### WHAT IS BEING ASKED
Print the entries verbatim, leaving out the images they contain.

━━━

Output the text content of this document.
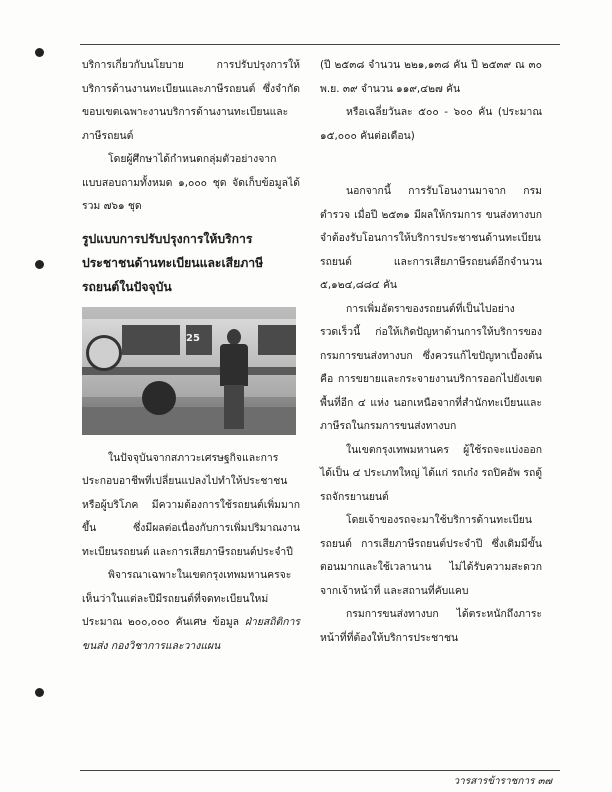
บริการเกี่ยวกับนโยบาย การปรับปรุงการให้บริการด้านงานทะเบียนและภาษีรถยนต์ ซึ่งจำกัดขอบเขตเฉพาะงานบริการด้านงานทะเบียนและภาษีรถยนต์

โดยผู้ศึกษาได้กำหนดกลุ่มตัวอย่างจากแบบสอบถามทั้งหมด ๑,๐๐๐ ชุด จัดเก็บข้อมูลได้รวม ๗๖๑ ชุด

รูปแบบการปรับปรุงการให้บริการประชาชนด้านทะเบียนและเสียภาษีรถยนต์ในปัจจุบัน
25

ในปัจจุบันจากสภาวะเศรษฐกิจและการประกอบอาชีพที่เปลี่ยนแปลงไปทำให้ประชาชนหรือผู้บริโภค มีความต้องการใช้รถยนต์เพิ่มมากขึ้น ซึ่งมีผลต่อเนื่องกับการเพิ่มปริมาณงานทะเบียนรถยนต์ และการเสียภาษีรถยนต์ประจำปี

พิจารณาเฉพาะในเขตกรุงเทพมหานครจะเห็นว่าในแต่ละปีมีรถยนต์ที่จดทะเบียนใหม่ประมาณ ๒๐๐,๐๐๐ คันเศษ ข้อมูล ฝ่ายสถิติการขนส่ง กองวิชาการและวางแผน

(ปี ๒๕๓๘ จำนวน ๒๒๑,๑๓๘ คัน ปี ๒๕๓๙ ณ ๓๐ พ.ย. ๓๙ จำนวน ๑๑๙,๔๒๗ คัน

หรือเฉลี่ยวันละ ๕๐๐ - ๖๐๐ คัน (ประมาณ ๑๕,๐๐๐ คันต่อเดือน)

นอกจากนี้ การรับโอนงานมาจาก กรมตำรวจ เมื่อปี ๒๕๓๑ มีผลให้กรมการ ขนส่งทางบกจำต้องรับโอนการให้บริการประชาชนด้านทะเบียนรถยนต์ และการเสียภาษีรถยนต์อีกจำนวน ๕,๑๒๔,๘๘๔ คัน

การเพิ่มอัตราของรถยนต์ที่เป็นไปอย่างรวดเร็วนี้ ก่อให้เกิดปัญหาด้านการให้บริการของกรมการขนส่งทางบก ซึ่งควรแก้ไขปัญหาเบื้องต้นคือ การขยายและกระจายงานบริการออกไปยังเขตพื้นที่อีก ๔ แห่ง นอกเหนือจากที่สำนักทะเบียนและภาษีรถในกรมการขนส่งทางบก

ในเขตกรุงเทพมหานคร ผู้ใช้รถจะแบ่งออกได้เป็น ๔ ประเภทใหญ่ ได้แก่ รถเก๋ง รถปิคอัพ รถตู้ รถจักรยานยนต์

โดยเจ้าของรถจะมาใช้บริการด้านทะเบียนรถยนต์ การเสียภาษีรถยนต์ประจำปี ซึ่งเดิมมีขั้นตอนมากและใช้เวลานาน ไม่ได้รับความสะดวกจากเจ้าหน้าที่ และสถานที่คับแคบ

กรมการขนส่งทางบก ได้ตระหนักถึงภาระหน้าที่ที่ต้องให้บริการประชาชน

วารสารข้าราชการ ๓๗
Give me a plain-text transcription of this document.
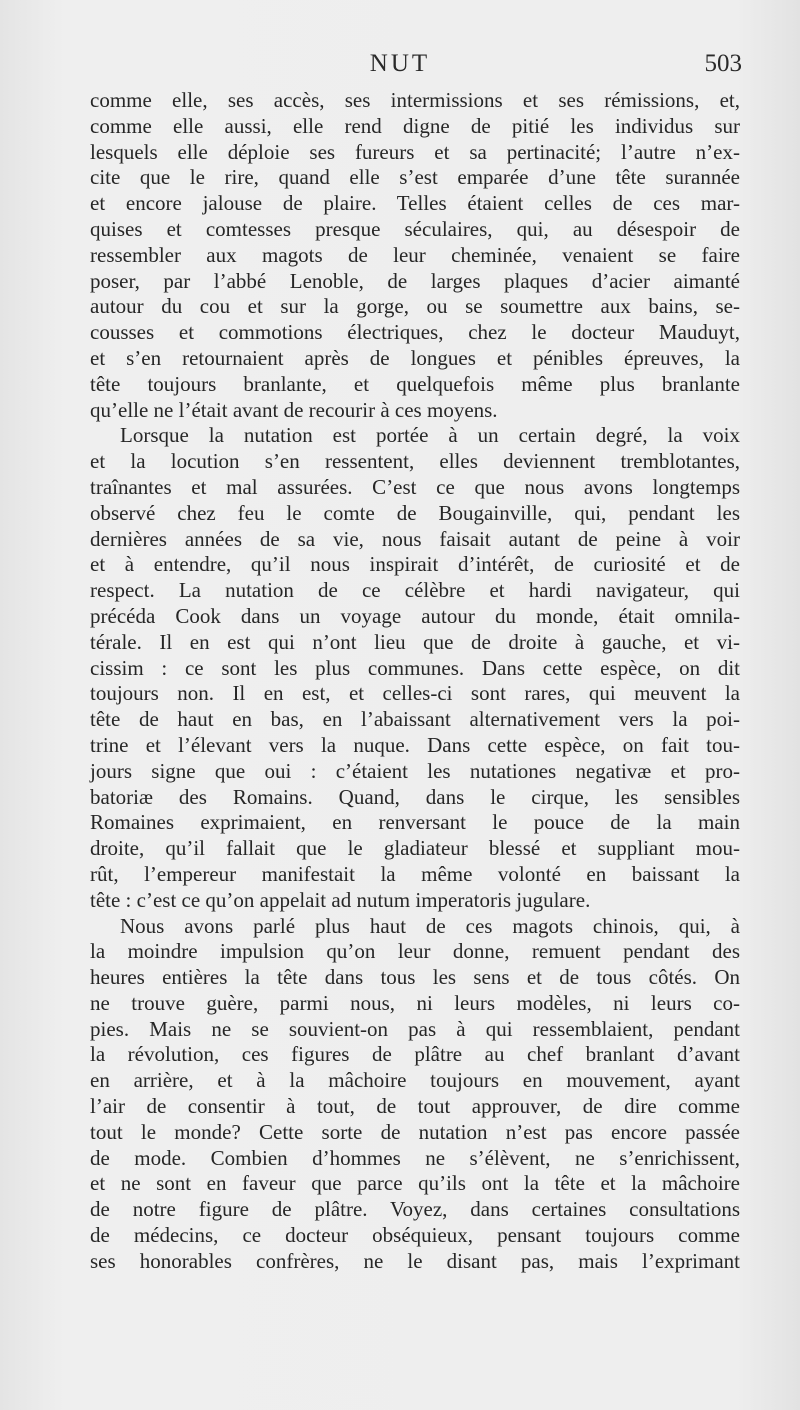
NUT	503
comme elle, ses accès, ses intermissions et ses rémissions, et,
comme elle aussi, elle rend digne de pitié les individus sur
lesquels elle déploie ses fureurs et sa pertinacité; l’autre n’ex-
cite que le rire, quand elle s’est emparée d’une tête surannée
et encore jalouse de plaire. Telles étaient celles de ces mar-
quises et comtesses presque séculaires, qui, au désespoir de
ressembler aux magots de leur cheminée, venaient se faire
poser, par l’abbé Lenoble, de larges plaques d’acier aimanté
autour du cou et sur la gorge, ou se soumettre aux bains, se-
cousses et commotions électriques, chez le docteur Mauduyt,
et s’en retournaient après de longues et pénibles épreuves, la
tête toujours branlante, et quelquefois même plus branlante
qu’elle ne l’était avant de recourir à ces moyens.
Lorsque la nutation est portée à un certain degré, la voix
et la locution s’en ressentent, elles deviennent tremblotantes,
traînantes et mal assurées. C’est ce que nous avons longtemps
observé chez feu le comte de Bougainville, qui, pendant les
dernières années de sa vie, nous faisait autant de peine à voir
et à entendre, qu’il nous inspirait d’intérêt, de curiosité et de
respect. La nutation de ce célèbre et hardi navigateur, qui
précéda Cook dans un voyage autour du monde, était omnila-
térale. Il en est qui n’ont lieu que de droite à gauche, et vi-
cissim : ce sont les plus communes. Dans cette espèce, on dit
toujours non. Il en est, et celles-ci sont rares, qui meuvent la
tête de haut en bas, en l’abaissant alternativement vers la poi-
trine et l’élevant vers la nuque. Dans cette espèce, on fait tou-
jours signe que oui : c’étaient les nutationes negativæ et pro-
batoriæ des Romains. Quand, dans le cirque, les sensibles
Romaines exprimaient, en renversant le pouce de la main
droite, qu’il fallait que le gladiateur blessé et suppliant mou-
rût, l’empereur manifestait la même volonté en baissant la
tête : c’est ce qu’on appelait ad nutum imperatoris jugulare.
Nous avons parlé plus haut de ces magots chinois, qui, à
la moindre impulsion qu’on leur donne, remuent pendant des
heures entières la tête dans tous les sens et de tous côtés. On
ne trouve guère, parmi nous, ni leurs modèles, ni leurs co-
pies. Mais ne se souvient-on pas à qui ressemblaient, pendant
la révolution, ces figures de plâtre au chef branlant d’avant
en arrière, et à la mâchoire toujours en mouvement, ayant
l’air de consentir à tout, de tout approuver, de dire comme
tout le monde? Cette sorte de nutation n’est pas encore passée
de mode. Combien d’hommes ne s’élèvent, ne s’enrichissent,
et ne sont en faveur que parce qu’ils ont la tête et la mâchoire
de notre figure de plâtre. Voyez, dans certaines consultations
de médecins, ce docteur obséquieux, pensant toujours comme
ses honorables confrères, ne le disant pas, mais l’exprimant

━━━

### EXERCISE ANSWER
Output the text content of this document.
บริการเกี่ยวกับนโยบาย การปรับปรุงการให้บริการด้านงานทะเบียนและภาษีรถยนต์ ซึ่งจำกัดขอบเขตเฉพาะงานบริการด้านงานทะเบียนและภาษีรถยนต์

โดยผู้ศึกษาได้กำหนดกลุ่มตัวอย่างจากแบบสอบถามทั้งหมด ๑,๐๐๐ ชุด จัดเก็บข้อมูลได้รวม ๗๖๑ ชุด

รูปแบบการปรับปรุงการให้บริการประชาชนด้านทะเบียนและเสียภาษีรถยนต์ในปัจจุบัน
25

ในปัจจุบันจากสภาวะเศรษฐกิจและการประกอบอาชีพที่เปลี่ยนแปลงไปทำให้ประชาชนหรือผู้บริโภค มีความต้องการใช้รถยนต์เพิ่มมากขึ้น ซึ่งมีผลต่อเนื่องกับการเพิ่มปริมาณงานทะเบียนรถยนต์ และการเสียภาษีรถยนต์ประจำปี

พิจารณาเฉพาะในเขตกรุงเทพมหานครจะเห็นว่าในแต่ละปีมีรถยนต์ที่จดทะเบียนใหม่ประมาณ ๒๐๐,๐๐๐ คันเศษ ข้อมูล ฝ่ายสถิติการขนส่ง กองวิชาการและวางแผน

(ปี ๒๕๓๘ จำนวน ๒๒๑,๑๓๘ คัน ปี ๒๕๓๙ ณ ๓๐ พ.ย. ๓๙ จำนวน ๑๑๙,๔๒๗ คัน

หรือเฉลี่ยวันละ ๕๐๐ - ๖๐๐ คัน (ประมาณ ๑๕,๐๐๐ คันต่อเดือน)

นอกจากนี้ การรับโอนงานมาจาก กรมตำรวจ เมื่อปี ๒๕๓๑ มีผลให้กรมการ ขนส่งทางบกจำต้องรับโอนการให้บริการประชาชนด้านทะเบียนรถยนต์ และการเสียภาษีรถยนต์อีกจำนวน ๕,๑๒๔,๘๘๔ คัน

การเพิ่มอัตราของรถยนต์ที่เป็นไปอย่างรวดเร็วนี้ ก่อให้เกิดปัญหาด้านการให้บริการของกรมการขนส่งทางบก ซึ่งควรแก้ไขปัญหาเบื้องต้นคือ การขยายและกระจายงานบริการออกไปยังเขตพื้นที่อีก ๔ แห่ง นอกเหนือจากที่สำนักทะเบียนและภาษีรถในกรมการขนส่งทางบก

ในเขตกรุงเทพมหานคร ผู้ใช้รถจะแบ่งออกได้เป็น ๔ ประเภทใหญ่ ได้แก่ รถเก๋ง รถปิคอัพ รถตู้ รถจักรยานยนต์

โดยเจ้าของรถจะมาใช้บริการด้านทะเบียนรถยนต์ การเสียภาษีรถยนต์ประจำปี ซึ่งเดิมมีขั้นตอนมากและใช้เวลานาน ไม่ได้รับความสะดวกจากเจ้าหน้าที่ และสถานที่คับแคบ

กรมการขนส่งทางบก ได้ตระหนักถึงภาระหน้าที่ที่ต้องให้บริการประชาชน

วารสารข้าราชการ ๓๗
Give me a plain-text transcription of this document.
NUT	503
comme elle, ses accès, ses intermissions et ses rémissions, et,
comme elle aussi, elle rend digne de pitié les individus sur
lesquels elle déploie ses fureurs et sa pertinacité; l’autre n’ex-
cite que le rire, quand elle s’est emparée d’une tête surannée
et encore jalouse de plaire. Telles étaient celles de ces mar-
quises et comtesses presque séculaires, qui, au désespoir de
ressembler aux magots de leur cheminée, venaient se faire
poser, par l’abbé Lenoble, de larges plaques d’acier aimanté
autour du cou et sur la gorge, ou se soumettre aux bains, se-
cousses et commotions électriques, chez le docteur Mauduyt,
et s’en retournaient après de longues et pénibles épreuves, la
tête toujours branlante, et quelquefois même plus branlante
qu’elle ne l’était avant de recourir à ces moyens.
Lorsque la nutation est portée à un certain degré, la voix
et la locution s’en ressentent, elles deviennent tremblotantes,
traînantes et mal assurées. C’est ce que nous avons longtemps
observé chez feu le comte de Bougainville, qui, pendant les
dernières années de sa vie, nous faisait autant de peine à voir
et à entendre, qu’il nous inspirait d’intérêt, de curiosité et de
respect. La nutation de ce célèbre et hardi navigateur, qui
précéda Cook dans un voyage autour du monde, était omnila-
térale. Il en est qui n’ont lieu que de droite à gauche, et vi-
cissim : ce sont les plus communes. Dans cette espèce, on dit
toujours non. Il en est, et celles-ci sont rares, qui meuvent la
tête de haut en bas, en l’abaissant alternativement vers la poi-
trine et l’élevant vers la nuque. Dans cette espèce, on fait tou-
jours signe que oui : c’étaient les nutationes negativæ et pro-
batoriæ des Romains. Quand, dans le cirque, les sensibles
Romaines exprimaient, en renversant le pouce de la main
droite, qu’il fallait que le gladiateur blessé et suppliant mou-
rût, l’empereur manifestait la même volonté en baissant la
tête : c’est ce qu’on appelait ad nutum imperatoris jugulare.
Nous avons parlé plus haut de ces magots chinois, qui, à
la moindre impulsion qu’on leur donne, remuent pendant des
heures entières la tête dans tous les sens et de tous côtés. On
ne trouve guère, parmi nous, ni leurs modèles, ni leurs co-
pies. Mais ne se souvient-on pas à qui ressemblaient, pendant
la révolution, ces figures de plâtre au chef branlant d’avant
en arrière, et à la mâchoire toujours en mouvement, ayant
l’air de consentir à tout, de tout approuver, de dire comme
tout le monde? Cette sorte de nutation n’est pas encore passée
de mode. Combien d’hommes ne s’élèvent, ne s’enrichissent,
et ne sont en faveur que parce qu’ils ont la tête et la mâchoire
de notre figure de plâtre. Voyez, dans certaines consultations
de médecins, ce docteur obséquieux, pensant toujours comme
ses honorables confrères, ne le disant pas, mais l’exprimant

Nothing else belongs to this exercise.